(Figure collection entries)
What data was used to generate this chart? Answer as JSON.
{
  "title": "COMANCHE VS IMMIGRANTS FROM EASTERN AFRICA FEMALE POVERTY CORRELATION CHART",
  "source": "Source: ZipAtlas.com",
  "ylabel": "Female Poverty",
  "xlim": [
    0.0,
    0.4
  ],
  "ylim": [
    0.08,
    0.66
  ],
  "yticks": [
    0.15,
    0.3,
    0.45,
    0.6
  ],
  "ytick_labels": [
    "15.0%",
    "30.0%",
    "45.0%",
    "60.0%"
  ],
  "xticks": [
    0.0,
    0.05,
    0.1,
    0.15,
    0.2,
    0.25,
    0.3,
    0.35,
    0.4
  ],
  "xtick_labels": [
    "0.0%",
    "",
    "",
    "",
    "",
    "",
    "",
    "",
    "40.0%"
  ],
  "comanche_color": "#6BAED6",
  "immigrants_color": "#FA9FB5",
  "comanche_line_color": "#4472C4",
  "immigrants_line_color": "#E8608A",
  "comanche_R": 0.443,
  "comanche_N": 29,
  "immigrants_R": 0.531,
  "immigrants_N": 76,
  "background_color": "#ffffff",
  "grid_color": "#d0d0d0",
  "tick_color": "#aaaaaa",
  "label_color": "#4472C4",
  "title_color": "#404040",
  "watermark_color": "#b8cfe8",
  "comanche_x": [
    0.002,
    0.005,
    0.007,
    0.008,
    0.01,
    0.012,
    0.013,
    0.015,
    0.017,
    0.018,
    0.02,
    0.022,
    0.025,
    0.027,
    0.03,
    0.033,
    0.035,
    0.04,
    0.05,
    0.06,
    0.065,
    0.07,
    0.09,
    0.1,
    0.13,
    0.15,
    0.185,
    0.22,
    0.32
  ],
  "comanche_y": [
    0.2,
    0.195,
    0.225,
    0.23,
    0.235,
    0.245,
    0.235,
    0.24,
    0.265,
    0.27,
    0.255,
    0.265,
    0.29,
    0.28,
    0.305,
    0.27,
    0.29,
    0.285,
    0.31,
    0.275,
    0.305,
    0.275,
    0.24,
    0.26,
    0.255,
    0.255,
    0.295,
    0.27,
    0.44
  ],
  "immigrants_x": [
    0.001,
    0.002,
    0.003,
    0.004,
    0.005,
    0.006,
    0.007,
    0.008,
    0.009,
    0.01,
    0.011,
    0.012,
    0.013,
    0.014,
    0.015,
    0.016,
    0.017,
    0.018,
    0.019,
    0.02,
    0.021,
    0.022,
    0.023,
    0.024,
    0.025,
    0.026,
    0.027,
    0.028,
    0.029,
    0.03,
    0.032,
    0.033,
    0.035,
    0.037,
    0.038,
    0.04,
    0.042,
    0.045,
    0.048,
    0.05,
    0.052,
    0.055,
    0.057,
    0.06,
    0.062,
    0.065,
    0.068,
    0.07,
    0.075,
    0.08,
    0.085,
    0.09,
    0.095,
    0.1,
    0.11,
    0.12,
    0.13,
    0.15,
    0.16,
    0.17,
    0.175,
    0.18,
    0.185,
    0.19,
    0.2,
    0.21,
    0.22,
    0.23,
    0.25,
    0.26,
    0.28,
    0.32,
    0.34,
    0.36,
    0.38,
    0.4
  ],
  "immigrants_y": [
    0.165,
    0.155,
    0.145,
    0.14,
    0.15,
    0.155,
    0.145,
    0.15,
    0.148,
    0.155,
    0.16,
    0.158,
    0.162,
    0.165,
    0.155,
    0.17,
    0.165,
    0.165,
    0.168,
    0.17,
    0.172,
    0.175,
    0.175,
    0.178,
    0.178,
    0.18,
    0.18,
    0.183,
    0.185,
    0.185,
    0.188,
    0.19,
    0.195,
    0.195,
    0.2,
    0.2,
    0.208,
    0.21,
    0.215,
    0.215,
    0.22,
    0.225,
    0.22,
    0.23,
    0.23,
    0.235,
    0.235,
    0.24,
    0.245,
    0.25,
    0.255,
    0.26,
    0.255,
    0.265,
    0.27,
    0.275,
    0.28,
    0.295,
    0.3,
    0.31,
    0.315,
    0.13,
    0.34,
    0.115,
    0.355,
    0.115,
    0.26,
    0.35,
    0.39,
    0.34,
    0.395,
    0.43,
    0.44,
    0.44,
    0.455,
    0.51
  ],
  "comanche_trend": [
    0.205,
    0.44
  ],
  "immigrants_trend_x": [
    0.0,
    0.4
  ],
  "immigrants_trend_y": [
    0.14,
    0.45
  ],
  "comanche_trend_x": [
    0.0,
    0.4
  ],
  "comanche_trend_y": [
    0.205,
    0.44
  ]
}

→ **Exercise**
Give the listing above again, word for word.

→ **Completed task**
What data was used to generate this chart? Answer as JSON.
{
  "title": "COMANCHE VS IMMIGRANTS FROM EASTERN AFRICA FEMALE POVERTY CORRELATION CHART",
  "source": "Source: ZipAtlas.com",
  "ylabel": "Female Poverty",
  "xlim": [
    0.0,
    0.4
  ],
  "ylim": [
    0.08,
    0.66
  ],
  "yticks": [
    0.15,
    0.3,
    0.45,
    0.6
  ],
  "ytick_labels": [
    "15.0%",
    "30.0%",
    "45.0%",
    "60.0%"
  ],
  "xticks": [
    0.0,
    0.05,
    0.1,
    0.15,
    0.2,
    0.25,
    0.3,
    0.35,
    0.4
  ],
  "xtick_labels": [
    "0.0%",
    "",
    "",
    "",
    "",
    "",
    "",
    "",
    "40.0%"
  ],
  "comanche_color": "#6BAED6",
  "immigrants_color": "#FA9FB5",
  "comanche_line_color": "#4472C4",
  "immigrants_line_color": "#E8608A",
  "comanche_R": 0.443,
  "comanche_N": 29,
  "immigrants_R": 0.531,
  "immigrants_N": 76,
  "background_color": "#ffffff",
  "grid_color": "#d0d0d0",
  "tick_color": "#aaaaaa",
  "label_color": "#4472C4",
  "title_color": "#404040",
  "watermark_color": "#b8cfe8",
  "comanche_x": [
    0.002,
    0.005,
    0.007,
    0.008,
    0.01,
    0.012,
    0.013,
    0.015,
    0.017,
    0.018,
    0.02,
    0.022,
    0.025,
    0.027,
    0.03,
    0.033,
    0.035,
    0.04,
    0.05,
    0.06,
    0.065,
    0.07,
    0.09,
    0.1,
    0.13,
    0.15,
    0.185,
    0.22,
    0.32
  ],
  "comanche_y": [
    0.2,
    0.195,
    0.225,
    0.23,
    0.235,
    0.245,
    0.235,
    0.24,
    0.265,
    0.27,
    0.255,
    0.265,
    0.29,
    0.28,
    0.305,
    0.27,
    0.29,
    0.285,
    0.31,
    0.275,
    0.305,
    0.275,
    0.24,
    0.26,
    0.255,
    0.255,
    0.295,
    0.27,
    0.44
  ],
  "immigrants_x": [
    0.001,
    0.002,
    0.003,
    0.004,
    0.005,
    0.006,
    0.007,
    0.008,
    0.009,
    0.01,
    0.011,
    0.012,
    0.013,
    0.014,
    0.015,
    0.016,
    0.017,
    0.018,
    0.019,
    0.02,
    0.021,
    0.022,
    0.023,
    0.024,
    0.025,
    0.026,
    0.027,
    0.028,
    0.029,
    0.03,
    0.032,
    0.033,
    0.035,
    0.037,
    0.038,
    0.04,
    0.042,
    0.045,
    0.048,
    0.05,
    0.052,
    0.055,
    0.057,
    0.06,
    0.062,
    0.065,
    0.068,
    0.07,
    0.075,
    0.08,
    0.085,
    0.09,
    0.095,
    0.1,
    0.11,
    0.12,
    0.13,
    0.15,
    0.16,
    0.17,
    0.175,
    0.18,
    0.185,
    0.19,
    0.2,
    0.21,
    0.22,
    0.23,
    0.25,
    0.26,
    0.28,
    0.32,
    0.34,
    0.36,
    0.38,
    0.4
  ],
  "immigrants_y": [
    0.165,
    0.155,
    0.145,
    0.14,
    0.15,
    0.155,
    0.145,
    0.15,
    0.148,
    0.155,
    0.16,
    0.158,
    0.162,
    0.165,
    0.155,
    0.17,
    0.165,
    0.165,
    0.168,
    0.17,
    0.172,
    0.175,
    0.175,
    0.178,
    0.178,
    0.18,
    0.18,
    0.183,
    0.185,
    0.185,
    0.188,
    0.19,
    0.195,
    0.195,
    0.2,
    0.2,
    0.208,
    0.21,
    0.215,
    0.215,
    0.22,
    0.225,
    0.22,
    0.23,
    0.23,
    0.235,
    0.235,
    0.24,
    0.245,
    0.25,
    0.255,
    0.26,
    0.255,
    0.265,
    0.27,
    0.275,
    0.28,
    0.295,
    0.3,
    0.31,
    0.315,
    0.13,
    0.34,
    0.115,
    0.355,
    0.115,
    0.26,
    0.35,
    0.39,
    0.34,
    0.395,
    0.43,
    0.44,
    0.44,
    0.455,
    0.51
  ],
  "comanche_trend": [
    0.205,
    0.44
  ],
  "immigrants_trend_x": [
    0.0,
    0.4
  ],
  "immigrants_trend_y": [
    0.14,
    0.45
  ],
  "comanche_trend_x": [
    0.0,
    0.4
  ],
  "comanche_trend_y": [
    0.205,
    0.44
  ]
}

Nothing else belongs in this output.